Selected excerpt:
* * * * * * * * *

I was just thinking about spherical terrains...
Heres an idea on how a spherical terrain will be loaded.
BT will use Cubed Spheres for Spherical Terrain:
http://www.mathworks.com/matlabcentral/fx_files/25027/2/cubedsphere.png
Spherical terrains will use cubemaps. There will be 3 ways to load a spherical terrain
BT CreateTerrain 1
BT SetTerrainSource 1, "mycubemap.png:C"
The :C on the end tells BT that this should be viewed as a cube map so BT will automatically see this as a spherical terrain.
BT SetTerrainSource 1, "myspheremap.png:S"
This is for loading a sphere map as a source. Also tells BT that the terrain is spherical
BT SetTerrainSource 1, "${C}-${X}-${Y}.png:B=4"
This will make BT look at separate files for the terrain. ${C} will be replaced with the face of the cube that BT is looking for. ${X} and ${Y} are the region on that face that needs to be found. Using ${C} implies the :C option.
:B=4 tells BT that the size of each face will be (4, 4). (this must be set for spherical terrains as it needs to know the exact size of each face). This would make BT allocate 4x4 regions for each face. (So in this example, the terrain will have 1024x1024 vertices on each face and 4096 vertices around the equator. Remember that regions are always 256x256 vertices)
If your using the above data source. The filename for one of the regions on the top face will be: "PZ-0-0.png"
PZ means positive Z. In BT3 the Z axis is up! (I know this is a bit annoying as the Y axis is usually the up one in DBPro, but this does acctually simplify a lot of the BT3 commands as the X and Y always face the same way).
The names of all the faces will be:
PX, NX, PY, NY, PZ, NZ
Let me know what you think about that
I'm also thinking about multilevel regions. This will allow more and more detail to be loaded as you get closer to the terrain (alot like Google Earth). This will be quite complex to implement but I think I might be able to do it with some careful designing, lots of ink and paper, and a hell of a lot of tea!
Another cool thing about the multilevel idea is that you can have mountains in the distance which don't take up much RAM (as they are stored at a much lower detail than the stuff near to the player).

* * * * * * * * *

Record extracts:
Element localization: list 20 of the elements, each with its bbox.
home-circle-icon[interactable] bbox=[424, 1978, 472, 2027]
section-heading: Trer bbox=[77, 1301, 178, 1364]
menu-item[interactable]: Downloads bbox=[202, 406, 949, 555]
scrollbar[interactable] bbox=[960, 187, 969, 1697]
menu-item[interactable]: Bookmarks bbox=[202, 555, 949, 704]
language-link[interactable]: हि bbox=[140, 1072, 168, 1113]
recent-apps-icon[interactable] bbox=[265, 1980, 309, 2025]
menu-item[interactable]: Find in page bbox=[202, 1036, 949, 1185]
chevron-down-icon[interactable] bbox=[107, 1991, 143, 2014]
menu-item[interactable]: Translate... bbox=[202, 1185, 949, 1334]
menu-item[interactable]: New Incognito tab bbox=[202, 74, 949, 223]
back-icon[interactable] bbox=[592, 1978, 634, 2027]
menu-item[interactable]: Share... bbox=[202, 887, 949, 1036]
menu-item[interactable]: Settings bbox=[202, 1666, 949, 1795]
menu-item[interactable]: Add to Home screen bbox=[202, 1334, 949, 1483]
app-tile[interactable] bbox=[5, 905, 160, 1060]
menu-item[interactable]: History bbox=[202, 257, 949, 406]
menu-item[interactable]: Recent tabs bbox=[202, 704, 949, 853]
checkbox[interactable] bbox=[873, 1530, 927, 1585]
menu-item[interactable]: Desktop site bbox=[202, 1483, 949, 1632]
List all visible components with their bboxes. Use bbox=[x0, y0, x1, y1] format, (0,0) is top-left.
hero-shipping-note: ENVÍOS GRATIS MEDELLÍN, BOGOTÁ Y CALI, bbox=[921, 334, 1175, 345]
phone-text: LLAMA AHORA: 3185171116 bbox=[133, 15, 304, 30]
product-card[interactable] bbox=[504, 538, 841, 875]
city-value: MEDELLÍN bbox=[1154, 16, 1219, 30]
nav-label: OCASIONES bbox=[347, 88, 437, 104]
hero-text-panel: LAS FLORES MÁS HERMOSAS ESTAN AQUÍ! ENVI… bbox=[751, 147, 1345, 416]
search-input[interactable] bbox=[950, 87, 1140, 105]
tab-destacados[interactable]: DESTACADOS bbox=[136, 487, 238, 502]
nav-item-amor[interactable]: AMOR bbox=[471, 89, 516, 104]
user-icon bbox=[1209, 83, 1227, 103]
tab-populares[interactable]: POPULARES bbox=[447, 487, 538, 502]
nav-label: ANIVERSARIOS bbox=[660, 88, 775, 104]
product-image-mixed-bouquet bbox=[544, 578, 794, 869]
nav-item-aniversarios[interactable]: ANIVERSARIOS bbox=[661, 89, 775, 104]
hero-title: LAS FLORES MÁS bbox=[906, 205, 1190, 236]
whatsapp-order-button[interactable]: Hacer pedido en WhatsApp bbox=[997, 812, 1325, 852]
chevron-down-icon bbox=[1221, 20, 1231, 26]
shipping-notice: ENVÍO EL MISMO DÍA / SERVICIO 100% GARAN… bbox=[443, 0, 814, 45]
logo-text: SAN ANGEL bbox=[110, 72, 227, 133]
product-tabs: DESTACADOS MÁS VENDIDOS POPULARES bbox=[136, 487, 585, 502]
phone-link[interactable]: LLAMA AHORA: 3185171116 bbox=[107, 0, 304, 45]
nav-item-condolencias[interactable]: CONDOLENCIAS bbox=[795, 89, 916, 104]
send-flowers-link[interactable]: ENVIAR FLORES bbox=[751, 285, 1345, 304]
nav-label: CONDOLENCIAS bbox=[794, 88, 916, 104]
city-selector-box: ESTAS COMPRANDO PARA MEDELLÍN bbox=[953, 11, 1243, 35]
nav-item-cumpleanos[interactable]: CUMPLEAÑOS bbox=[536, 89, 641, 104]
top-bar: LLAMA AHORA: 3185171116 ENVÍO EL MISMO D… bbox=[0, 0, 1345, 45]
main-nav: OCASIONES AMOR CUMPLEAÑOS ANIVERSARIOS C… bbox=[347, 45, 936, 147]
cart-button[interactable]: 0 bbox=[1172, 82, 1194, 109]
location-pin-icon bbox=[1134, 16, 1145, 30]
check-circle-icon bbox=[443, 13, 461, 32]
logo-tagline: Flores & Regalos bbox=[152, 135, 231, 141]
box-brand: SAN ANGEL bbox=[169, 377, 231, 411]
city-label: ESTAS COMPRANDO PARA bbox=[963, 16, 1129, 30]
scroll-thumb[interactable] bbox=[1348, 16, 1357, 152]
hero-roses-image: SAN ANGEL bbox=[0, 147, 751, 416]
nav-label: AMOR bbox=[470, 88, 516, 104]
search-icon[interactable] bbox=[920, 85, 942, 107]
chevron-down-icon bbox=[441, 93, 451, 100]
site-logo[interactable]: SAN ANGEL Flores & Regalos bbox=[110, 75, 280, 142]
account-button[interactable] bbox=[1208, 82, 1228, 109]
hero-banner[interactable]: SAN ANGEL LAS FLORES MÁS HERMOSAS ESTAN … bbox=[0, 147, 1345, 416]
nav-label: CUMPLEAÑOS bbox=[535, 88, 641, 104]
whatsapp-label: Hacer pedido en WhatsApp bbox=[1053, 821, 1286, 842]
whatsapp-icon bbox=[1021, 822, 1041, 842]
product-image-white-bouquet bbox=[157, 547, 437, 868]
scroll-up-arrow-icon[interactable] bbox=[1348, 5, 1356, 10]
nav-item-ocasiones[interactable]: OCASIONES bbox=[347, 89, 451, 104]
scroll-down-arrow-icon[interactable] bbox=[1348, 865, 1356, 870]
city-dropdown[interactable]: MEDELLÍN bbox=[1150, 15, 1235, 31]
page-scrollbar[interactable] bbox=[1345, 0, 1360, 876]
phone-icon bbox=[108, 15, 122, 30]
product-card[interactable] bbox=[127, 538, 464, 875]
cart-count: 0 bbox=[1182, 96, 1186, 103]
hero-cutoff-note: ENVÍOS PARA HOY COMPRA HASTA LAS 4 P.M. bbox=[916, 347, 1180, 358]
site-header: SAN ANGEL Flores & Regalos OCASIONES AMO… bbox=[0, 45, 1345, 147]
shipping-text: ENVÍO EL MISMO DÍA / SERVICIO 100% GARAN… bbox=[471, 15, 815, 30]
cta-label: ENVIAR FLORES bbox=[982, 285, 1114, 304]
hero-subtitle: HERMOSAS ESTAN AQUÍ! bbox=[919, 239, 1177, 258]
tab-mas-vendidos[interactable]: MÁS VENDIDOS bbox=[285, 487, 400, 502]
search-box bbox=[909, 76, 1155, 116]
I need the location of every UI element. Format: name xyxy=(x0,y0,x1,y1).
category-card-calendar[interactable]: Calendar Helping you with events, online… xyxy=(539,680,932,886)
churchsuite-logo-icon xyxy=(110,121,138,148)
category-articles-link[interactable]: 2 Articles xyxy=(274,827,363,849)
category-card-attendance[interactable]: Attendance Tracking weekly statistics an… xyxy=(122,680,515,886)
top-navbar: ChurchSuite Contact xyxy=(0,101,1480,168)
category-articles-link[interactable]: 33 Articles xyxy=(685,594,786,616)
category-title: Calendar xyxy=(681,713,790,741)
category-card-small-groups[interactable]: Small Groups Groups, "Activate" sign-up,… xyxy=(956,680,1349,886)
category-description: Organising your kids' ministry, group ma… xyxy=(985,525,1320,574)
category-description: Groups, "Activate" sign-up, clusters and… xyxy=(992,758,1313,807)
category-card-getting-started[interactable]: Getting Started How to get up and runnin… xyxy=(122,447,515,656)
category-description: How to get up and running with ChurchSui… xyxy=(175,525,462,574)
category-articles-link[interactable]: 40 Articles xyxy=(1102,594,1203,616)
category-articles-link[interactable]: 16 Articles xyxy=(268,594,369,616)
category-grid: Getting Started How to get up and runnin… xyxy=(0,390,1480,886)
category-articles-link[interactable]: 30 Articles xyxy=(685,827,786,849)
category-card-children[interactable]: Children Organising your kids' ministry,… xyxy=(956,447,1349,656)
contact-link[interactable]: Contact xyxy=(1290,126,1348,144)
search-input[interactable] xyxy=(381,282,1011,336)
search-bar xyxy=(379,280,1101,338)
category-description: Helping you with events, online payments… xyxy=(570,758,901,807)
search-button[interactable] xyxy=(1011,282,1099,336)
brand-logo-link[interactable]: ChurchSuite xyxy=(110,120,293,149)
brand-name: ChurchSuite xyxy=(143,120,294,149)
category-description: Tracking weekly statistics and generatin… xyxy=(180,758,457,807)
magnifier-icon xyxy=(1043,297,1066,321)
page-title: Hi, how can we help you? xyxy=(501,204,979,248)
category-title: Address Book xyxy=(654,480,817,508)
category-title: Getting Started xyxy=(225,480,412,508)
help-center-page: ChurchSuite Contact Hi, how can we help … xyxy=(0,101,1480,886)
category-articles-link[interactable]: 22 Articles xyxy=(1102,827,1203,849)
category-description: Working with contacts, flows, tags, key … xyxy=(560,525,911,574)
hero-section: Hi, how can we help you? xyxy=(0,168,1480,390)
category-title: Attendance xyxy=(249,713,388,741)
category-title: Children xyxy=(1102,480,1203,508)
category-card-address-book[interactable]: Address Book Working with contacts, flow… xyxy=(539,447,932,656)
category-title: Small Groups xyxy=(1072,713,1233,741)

* * * * * * * * *

Work instruction:
In the post about spherical terrains, which axis points up in BT3? Rely only on the post about spherical terrains, not the material.

Result for this task:
The Z axis.